### Task instructions
Quote the whole listing word for word. Do not include the pictures.

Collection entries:
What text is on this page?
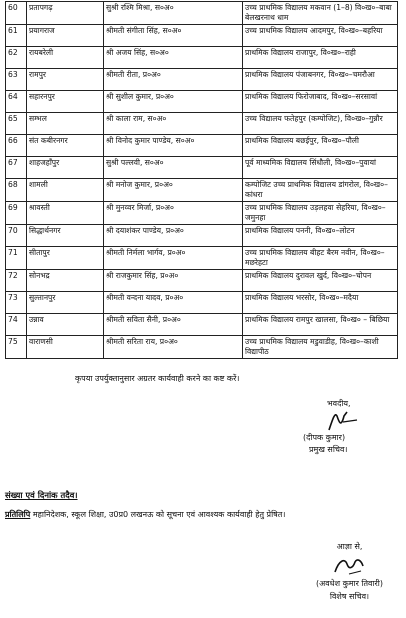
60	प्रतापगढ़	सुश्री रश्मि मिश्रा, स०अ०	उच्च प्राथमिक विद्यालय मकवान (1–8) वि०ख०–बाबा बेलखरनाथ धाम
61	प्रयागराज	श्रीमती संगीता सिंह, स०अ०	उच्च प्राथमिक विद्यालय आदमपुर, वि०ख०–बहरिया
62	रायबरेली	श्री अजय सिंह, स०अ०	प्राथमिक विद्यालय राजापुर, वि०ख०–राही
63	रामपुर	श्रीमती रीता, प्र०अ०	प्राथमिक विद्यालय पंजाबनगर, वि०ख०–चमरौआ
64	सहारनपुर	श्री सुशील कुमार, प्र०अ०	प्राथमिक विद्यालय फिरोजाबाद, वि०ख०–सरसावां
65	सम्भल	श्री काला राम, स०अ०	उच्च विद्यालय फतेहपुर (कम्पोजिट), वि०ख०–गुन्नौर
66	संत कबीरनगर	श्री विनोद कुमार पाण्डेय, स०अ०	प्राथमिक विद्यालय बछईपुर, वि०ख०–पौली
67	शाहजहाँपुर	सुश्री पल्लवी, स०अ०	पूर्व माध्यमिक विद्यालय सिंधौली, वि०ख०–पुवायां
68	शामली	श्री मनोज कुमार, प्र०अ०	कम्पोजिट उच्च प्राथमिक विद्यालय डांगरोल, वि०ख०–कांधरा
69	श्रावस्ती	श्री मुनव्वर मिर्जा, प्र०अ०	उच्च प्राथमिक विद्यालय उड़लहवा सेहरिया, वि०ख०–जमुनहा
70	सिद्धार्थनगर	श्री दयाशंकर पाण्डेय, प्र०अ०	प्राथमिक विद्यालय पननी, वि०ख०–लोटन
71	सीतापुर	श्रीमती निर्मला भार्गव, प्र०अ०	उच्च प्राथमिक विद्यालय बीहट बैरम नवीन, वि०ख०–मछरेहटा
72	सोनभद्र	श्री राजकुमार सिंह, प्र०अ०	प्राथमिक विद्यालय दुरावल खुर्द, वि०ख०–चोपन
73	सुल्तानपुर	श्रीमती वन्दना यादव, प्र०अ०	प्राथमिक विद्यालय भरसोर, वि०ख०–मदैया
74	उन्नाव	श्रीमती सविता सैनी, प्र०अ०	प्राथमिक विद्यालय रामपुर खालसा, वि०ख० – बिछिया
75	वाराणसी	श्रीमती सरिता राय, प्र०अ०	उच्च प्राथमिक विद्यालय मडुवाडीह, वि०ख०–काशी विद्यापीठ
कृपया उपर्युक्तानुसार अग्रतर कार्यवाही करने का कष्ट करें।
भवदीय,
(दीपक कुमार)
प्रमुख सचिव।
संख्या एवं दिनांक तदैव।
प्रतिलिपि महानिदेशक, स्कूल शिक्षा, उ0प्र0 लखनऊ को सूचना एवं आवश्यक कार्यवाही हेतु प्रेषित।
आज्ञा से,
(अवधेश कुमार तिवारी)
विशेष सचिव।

### Answer for this exercise
What text is on this page?
60	प्रतापगढ़	सुश्री रश्मि मिश्रा, स०अ०	उच्च प्राथमिक विद्यालय मकवान (1–8) वि०ख०–बाबा बेलखरनाथ धाम
61	प्रयागराज	श्रीमती संगीता सिंह, स०अ०	उच्च प्राथमिक विद्यालय आदमपुर, वि०ख०–बहरिया
62	रायबरेली	श्री अजय सिंह, स०अ०	प्राथमिक विद्यालय राजापुर, वि०ख०–राही
63	रामपुर	श्रीमती रीता, प्र०अ०	प्राथमिक विद्यालय पंजाबनगर, वि०ख०–चमरौआ
64	सहारनपुर	श्री सुशील कुमार, प्र०अ०	प्राथमिक विद्यालय फिरोजाबाद, वि०ख०–सरसावां
65	सम्भल	श्री काला राम, स०अ०	उच्च विद्यालय फतेहपुर (कम्पोजिट), वि०ख०–गुन्नौर
66	संत कबीरनगर	श्री विनोद कुमार पाण्डेय, स०अ०	प्राथमिक विद्यालय बछईपुर, वि०ख०–पौली
67	शाहजहाँपुर	सुश्री पल्लवी, स०अ०	पूर्व माध्यमिक विद्यालय सिंधौली, वि०ख०–पुवायां
68	शामली	श्री मनोज कुमार, प्र०अ०	कम्पोजिट उच्च प्राथमिक विद्यालय डांगरोल, वि०ख०–कांधरा
69	श्रावस्ती	श्री मुनव्वर मिर्जा, प्र०अ०	उच्च प्राथमिक विद्यालय उड़लहवा सेहरिया, वि०ख०–जमुनहा
70	सिद्धार्थनगर	श्री दयाशंकर पाण्डेय, प्र०अ०	प्राथमिक विद्यालय पननी, वि०ख०–लोटन
71	सीतापुर	श्रीमती निर्मला भार्गव, प्र०अ०	उच्च प्राथमिक विद्यालय बीहट बैरम नवीन, वि०ख०–मछरेहटा
72	सोनभद्र	श्री राजकुमार सिंह, प्र०अ०	प्राथमिक विद्यालय दुरावल खुर्द, वि०ख०–चोपन
73	सुल्तानपुर	श्रीमती वन्दना यादव, प्र०अ०	प्राथमिक विद्यालय भरसोर, वि०ख०–मदैया
74	उन्नाव	श्रीमती सविता सैनी, प्र०अ०	प्राथमिक विद्यालय रामपुर खालसा, वि०ख० – बिछिया
75	वाराणसी	श्रीमती सरिता राय, प्र०अ०	उच्च प्राथमिक विद्यालय मडुवाडीह, वि०ख०–काशी विद्यापीठ
कृपया उपर्युक्तानुसार अग्रतर कार्यवाही करने का कष्ट करें।
भवदीय,
(दीपक कुमार)
प्रमुख सचिव।
संख्या एवं दिनांक तदैव।
प्रतिलिपि महानिदेशक, स्कूल शिक्षा, उ0प्र0 लखनऊ को सूचना एवं आवश्यक कार्यवाही हेतु प्रेषित।
आज्ञा से,
(अवधेश कुमार तिवारी)
विशेष सचिव।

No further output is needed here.